SHORT PROBLEM: Provide an exact transcription of all the records.

Data entries

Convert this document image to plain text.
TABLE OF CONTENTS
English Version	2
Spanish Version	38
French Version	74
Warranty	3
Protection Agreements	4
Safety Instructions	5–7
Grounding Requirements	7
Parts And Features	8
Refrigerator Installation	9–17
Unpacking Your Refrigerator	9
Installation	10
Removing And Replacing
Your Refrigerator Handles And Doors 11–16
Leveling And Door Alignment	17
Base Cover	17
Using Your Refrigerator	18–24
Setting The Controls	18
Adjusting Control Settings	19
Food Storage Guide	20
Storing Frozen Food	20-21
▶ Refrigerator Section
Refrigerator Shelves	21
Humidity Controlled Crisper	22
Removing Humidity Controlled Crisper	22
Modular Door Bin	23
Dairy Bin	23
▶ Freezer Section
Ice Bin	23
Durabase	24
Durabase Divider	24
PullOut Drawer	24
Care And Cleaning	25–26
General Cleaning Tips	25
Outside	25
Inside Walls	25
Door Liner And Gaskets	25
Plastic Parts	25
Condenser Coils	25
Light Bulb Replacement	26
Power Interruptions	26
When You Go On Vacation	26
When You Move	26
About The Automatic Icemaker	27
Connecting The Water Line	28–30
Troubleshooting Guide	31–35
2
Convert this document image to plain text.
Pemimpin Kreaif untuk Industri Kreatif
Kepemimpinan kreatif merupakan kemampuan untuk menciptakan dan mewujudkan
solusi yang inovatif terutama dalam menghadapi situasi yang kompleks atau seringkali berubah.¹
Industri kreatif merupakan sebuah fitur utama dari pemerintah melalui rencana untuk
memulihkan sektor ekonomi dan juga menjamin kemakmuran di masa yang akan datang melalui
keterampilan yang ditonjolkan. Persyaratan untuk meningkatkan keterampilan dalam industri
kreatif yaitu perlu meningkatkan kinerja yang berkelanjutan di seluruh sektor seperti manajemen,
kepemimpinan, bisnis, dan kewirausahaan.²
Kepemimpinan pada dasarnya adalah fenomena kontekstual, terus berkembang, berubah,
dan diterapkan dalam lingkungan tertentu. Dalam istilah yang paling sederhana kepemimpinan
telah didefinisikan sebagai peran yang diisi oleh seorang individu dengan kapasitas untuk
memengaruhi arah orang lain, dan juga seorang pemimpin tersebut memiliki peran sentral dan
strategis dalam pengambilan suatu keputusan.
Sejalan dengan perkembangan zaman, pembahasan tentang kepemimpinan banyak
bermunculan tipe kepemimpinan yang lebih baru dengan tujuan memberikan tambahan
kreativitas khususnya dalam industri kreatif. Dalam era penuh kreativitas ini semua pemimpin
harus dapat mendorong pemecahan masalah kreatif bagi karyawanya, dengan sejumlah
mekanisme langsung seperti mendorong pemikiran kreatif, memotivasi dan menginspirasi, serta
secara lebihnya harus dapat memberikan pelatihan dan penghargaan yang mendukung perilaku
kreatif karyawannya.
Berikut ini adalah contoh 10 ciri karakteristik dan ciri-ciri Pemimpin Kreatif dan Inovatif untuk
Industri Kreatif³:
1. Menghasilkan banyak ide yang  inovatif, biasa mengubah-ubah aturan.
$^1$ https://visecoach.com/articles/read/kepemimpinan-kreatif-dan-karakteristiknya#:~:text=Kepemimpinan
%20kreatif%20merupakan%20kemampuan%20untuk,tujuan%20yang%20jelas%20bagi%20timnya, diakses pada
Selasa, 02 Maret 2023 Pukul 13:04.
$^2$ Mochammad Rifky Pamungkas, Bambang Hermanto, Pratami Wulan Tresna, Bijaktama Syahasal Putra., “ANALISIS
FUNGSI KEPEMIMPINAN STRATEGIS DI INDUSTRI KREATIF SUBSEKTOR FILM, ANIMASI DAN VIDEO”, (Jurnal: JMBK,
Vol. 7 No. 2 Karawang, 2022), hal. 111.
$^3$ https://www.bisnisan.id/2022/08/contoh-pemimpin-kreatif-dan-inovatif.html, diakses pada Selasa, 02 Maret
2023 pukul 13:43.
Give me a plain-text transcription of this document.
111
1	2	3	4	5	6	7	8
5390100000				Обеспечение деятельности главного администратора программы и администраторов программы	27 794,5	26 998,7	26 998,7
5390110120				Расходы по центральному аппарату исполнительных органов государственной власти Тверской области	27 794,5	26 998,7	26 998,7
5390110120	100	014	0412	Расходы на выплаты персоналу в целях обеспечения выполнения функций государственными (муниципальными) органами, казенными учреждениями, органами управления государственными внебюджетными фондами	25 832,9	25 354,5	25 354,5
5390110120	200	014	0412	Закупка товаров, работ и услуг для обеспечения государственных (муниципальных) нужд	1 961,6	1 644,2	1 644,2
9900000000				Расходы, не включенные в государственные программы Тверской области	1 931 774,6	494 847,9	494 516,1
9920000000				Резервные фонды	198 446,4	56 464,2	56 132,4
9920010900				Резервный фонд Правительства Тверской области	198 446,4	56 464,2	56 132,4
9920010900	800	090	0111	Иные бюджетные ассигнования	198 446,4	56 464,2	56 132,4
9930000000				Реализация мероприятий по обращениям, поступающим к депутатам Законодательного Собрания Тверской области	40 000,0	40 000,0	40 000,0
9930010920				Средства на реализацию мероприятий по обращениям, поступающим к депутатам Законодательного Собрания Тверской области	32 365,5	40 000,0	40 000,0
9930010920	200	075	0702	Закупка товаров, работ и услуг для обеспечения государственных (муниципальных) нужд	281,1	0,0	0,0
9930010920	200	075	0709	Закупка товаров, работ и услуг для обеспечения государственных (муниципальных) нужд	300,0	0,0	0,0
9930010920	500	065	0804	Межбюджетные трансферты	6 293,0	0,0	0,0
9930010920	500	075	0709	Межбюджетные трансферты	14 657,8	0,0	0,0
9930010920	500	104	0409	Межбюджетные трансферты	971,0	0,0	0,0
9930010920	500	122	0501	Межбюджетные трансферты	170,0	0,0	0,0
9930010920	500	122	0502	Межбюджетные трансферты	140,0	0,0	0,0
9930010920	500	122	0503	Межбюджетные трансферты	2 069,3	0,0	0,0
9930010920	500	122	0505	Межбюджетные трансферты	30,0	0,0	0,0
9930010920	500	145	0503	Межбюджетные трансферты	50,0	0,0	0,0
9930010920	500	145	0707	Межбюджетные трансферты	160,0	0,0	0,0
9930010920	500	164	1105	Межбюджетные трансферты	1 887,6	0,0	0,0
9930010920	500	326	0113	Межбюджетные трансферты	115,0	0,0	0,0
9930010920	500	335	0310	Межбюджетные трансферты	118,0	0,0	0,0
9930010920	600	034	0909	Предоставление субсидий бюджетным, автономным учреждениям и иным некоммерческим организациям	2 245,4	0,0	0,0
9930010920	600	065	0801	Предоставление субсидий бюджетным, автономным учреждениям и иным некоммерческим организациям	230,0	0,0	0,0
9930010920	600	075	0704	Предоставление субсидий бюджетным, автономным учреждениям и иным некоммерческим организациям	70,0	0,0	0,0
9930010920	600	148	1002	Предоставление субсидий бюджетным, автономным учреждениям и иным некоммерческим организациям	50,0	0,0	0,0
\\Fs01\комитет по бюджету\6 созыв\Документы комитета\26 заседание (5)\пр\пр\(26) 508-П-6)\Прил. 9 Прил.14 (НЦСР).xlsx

COMPLETED TASK:
Convert this document image to plain text.
TABLE OF CONTENTS
English Version	2
Spanish Version	38
French Version	74
Warranty	3
Protection Agreements	4
Safety Instructions	5–7
Grounding Requirements	7
Parts And Features	8
Refrigerator Installation	9–17
Unpacking Your Refrigerator	9
Installation	10
Removing And Replacing
Your Refrigerator Handles And Doors 11–16
Leveling And Door Alignment	17
Base Cover	17
Using Your Refrigerator	18–24
Setting The Controls	18
Adjusting Control Settings	19
Food Storage Guide	20
Storing Frozen Food	20-21
▶ Refrigerator Section
Refrigerator Shelves	21
Humidity Controlled Crisper	22
Removing Humidity Controlled Crisper	22
Modular Door Bin	23
Dairy Bin	23
▶ Freezer Section
Ice Bin	23
Durabase	24
Durabase Divider	24
PullOut Drawer	24
Care And Cleaning	25–26
General Cleaning Tips	25
Outside	25
Inside Walls	25
Door Liner And Gaskets	25
Plastic Parts	25
Condenser Coils	25
Light Bulb Replacement	26
Power Interruptions	26
When You Go On Vacation	26
When You Move	26
About The Automatic Icemaker	27
Connecting The Water Line	28–30
Troubleshooting Guide	31–35
2
Convert this document image to plain text.
Pemimpin Kreaif untuk Industri Kreatif
Kepemimpinan kreatif merupakan kemampuan untuk menciptakan dan mewujudkan
solusi yang inovatif terutama dalam menghadapi situasi yang kompleks atau seringkali berubah.¹
Industri kreatif merupakan sebuah fitur utama dari pemerintah melalui rencana untuk
memulihkan sektor ekonomi dan juga menjamin kemakmuran di masa yang akan datang melalui
keterampilan yang ditonjolkan. Persyaratan untuk meningkatkan keterampilan dalam industri
kreatif yaitu perlu meningkatkan kinerja yang berkelanjutan di seluruh sektor seperti manajemen,
kepemimpinan, bisnis, dan kewirausahaan.²
Kepemimpinan pada dasarnya adalah fenomena kontekstual, terus berkembang, berubah,
dan diterapkan dalam lingkungan tertentu. Dalam istilah yang paling sederhana kepemimpinan
telah didefinisikan sebagai peran yang diisi oleh seorang individu dengan kapasitas untuk
memengaruhi arah orang lain, dan juga seorang pemimpin tersebut memiliki peran sentral dan
strategis dalam pengambilan suatu keputusan.
Sejalan dengan perkembangan zaman, pembahasan tentang kepemimpinan banyak
bermunculan tipe kepemimpinan yang lebih baru dengan tujuan memberikan tambahan
kreativitas khususnya dalam industri kreatif. Dalam era penuh kreativitas ini semua pemimpin
harus dapat mendorong pemecahan masalah kreatif bagi karyawanya, dengan sejumlah
mekanisme langsung seperti mendorong pemikiran kreatif, memotivasi dan menginspirasi, serta
secara lebihnya harus dapat memberikan pelatihan dan penghargaan yang mendukung perilaku
kreatif karyawannya.
Berikut ini adalah contoh 10 ciri karakteristik dan ciri-ciri Pemimpin Kreatif dan Inovatif untuk
Industri Kreatif³:
1. Menghasilkan banyak ide yang  inovatif, biasa mengubah-ubah aturan.
$^1$ https://visecoach.com/articles/read/kepemimpinan-kreatif-dan-karakteristiknya#:~:text=Kepemimpinan
%20kreatif%20merupakan%20kemampuan%20untuk,tujuan%20yang%20jelas%20bagi%20timnya, diakses pada
Selasa, 02 Maret 2023 Pukul 13:04.
$^2$ Mochammad Rifky Pamungkas, Bambang Hermanto, Pratami Wulan Tresna, Bijaktama Syahasal Putra., “ANALISIS
FUNGSI KEPEMIMPINAN STRATEGIS DI INDUSTRI KREATIF SUBSEKTOR FILM, ANIMASI DAN VIDEO”, (Jurnal: JMBK,
Vol. 7 No. 2 Karawang, 2022), hal. 111.
$^3$ https://www.bisnisan.id/2022/08/contoh-pemimpin-kreatif-dan-inovatif.html, diakses pada Selasa, 02 Maret
2023 pukul 13:43.
Give me a plain-text transcription of this document.
111
1	2	3	4	5	6	7	8
5390100000				Обеспечение деятельности главного администратора программы и администраторов программы	27 794,5	26 998,7	26 998,7
5390110120				Расходы по центральному аппарату исполнительных органов государственной власти Тверской области	27 794,5	26 998,7	26 998,7
5390110120	100	014	0412	Расходы на выплаты персоналу в целях обеспечения выполнения функций государственными (муниципальными) органами, казенными учреждениями, органами управления государственными внебюджетными фондами	25 832,9	25 354,5	25 354,5
5390110120	200	014	0412	Закупка товаров, работ и услуг для обеспечения государственных (муниципальных) нужд	1 961,6	1 644,2	1 644,2
9900000000				Расходы, не включенные в государственные программы Тверской области	1 931 774,6	494 847,9	494 516,1
9920000000				Резервные фонды	198 446,4	56 464,2	56 132,4
9920010900				Резервный фонд Правительства Тверской области	198 446,4	56 464,2	56 132,4
9920010900	800	090	0111	Иные бюджетные ассигнования	198 446,4	56 464,2	56 132,4
9930000000				Реализация мероприятий по обращениям, поступающим к депутатам Законодательного Собрания Тверской области	40 000,0	40 000,0	40 000,0
9930010920				Средства на реализацию мероприятий по обращениям, поступающим к депутатам Законодательного Собрания Тверской области	32 365,5	40 000,0	40 000,0
9930010920	200	075	0702	Закупка товаров, работ и услуг для обеспечения государственных (муниципальных) нужд	281,1	0,0	0,0
9930010920	200	075	0709	Закупка товаров, работ и услуг для обеспечения государственных (муниципальных) нужд	300,0	0,0	0,0
9930010920	500	065	0804	Межбюджетные трансферты	6 293,0	0,0	0,0
9930010920	500	075	0709	Межбюджетные трансферты	14 657,8	0,0	0,0
9930010920	500	104	0409	Межбюджетные трансферты	971,0	0,0	0,0
9930010920	500	122	0501	Межбюджетные трансферты	170,0	0,0	0,0
9930010920	500	122	0502	Межбюджетные трансферты	140,0	0,0	0,0
9930010920	500	122	0503	Межбюджетные трансферты	2 069,3	0,0	0,0
9930010920	500	122	0505	Межбюджетные трансферты	30,0	0,0	0,0
9930010920	500	145	0503	Межбюджетные трансферты	50,0	0,0	0,0
9930010920	500	145	0707	Межбюджетные трансферты	160,0	0,0	0,0
9930010920	500	164	1105	Межбюджетные трансферты	1 887,6	0,0	0,0
9930010920	500	326	0113	Межбюджетные трансферты	115,0	0,0	0,0
9930010920	500	335	0310	Межбюджетные трансферты	118,0	0,0	0,0
9930010920	600	034	0909	Предоставление субсидий бюджетным, автономным учреждениям и иным некоммерческим организациям	2 245,4	0,0	0,0
9930010920	600	065	0801	Предоставление субсидий бюджетным, автономным учреждениям и иным некоммерческим организациям	230,0	0,0	0,0
9930010920	600	075	0704	Предоставление субсидий бюджетным, автономным учреждениям и иным некоммерческим организациям	70,0	0,0	0,0
9930010920	600	148	1002	Предоставление субсидий бюджетным, автономным учреждениям и иным некоммерческим организациям	50,0	0,0	0,0
\\Fs01\комитет по бюджету\6 созыв\Документы комитета\26 заседание (5)\пр\пр\(26) 508-П-6)\Прил. 9 Прил.14 (НЦСР).xlsx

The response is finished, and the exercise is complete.